## Task prompt
Give the listing again exactly, omitting its images.

** Start of Input material **

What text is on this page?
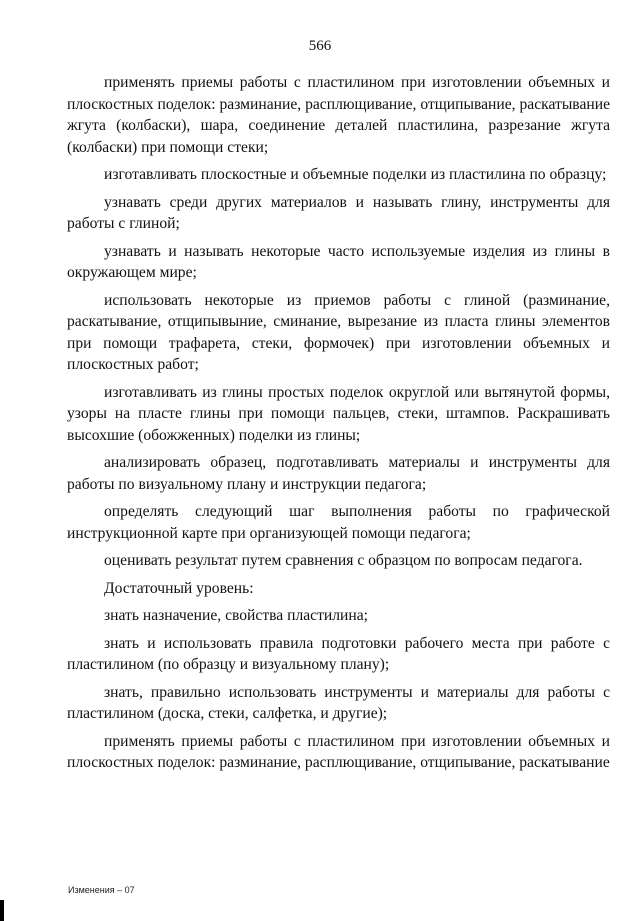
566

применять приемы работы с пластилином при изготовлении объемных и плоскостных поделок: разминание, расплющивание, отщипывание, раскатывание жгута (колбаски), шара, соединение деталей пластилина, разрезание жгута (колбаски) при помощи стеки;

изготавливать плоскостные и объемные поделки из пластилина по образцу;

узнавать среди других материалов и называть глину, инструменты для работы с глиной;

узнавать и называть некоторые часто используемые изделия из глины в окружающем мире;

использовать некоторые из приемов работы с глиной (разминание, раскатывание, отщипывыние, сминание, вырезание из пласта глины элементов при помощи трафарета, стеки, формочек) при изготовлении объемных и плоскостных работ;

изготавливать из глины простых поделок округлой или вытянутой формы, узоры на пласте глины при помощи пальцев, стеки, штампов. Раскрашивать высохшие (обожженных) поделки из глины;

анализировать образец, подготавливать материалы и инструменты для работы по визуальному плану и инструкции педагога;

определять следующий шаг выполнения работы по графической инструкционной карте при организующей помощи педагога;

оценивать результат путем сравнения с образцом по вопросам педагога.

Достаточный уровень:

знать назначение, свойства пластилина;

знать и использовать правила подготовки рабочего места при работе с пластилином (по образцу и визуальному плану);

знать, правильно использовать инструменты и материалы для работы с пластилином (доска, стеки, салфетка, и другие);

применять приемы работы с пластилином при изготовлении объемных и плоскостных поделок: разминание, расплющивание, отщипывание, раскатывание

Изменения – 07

** End of Input material **

## Answer for the task
What text is on this page?
566

применять приемы работы с пластилином при изготовлении объемных и плоскостных поделок: разминание, расплющивание, отщипывание, раскатывание жгута (колбаски), шара, соединение деталей пластилина, разрезание жгута (колбаски) при помощи стеки;

изготавливать плоскостные и объемные поделки из пластилина по образцу;

узнавать среди других материалов и называть глину, инструменты для работы с глиной;

узнавать и называть некоторые часто используемые изделия из глины в окружающем мире;

использовать некоторые из приемов работы с глиной (разминание, раскатывание, отщипывыние, сминание, вырезание из пласта глины элементов при помощи трафарета, стеки, формочек) при изготовлении объемных и плоскостных работ;

изготавливать из глины простых поделок округлой или вытянутой формы, узоры на пласте глины при помощи пальцев, стеки, штампов. Раскрашивать высохшие (обожженных) поделки из глины;

анализировать образец, подготавливать материалы и инструменты для работы по визуальному плану и инструкции педагога;

определять следующий шаг выполнения работы по графической инструкционной карте при организующей помощи педагога;

оценивать результат путем сравнения с образцом по вопросам педагога.

Достаточный уровень:

знать назначение, свойства пластилина;

знать и использовать правила подготовки рабочего места при работе с пластилином (по образцу и визуальному плану);

знать, правильно использовать инструменты и материалы для работы с пластилином (доска, стеки, салфетка, и другие);

применять приемы работы с пластилином при изготовлении объемных и плоскостных поделок: разминание, расплющивание, отщипывание, раскатывание

Изменения – 07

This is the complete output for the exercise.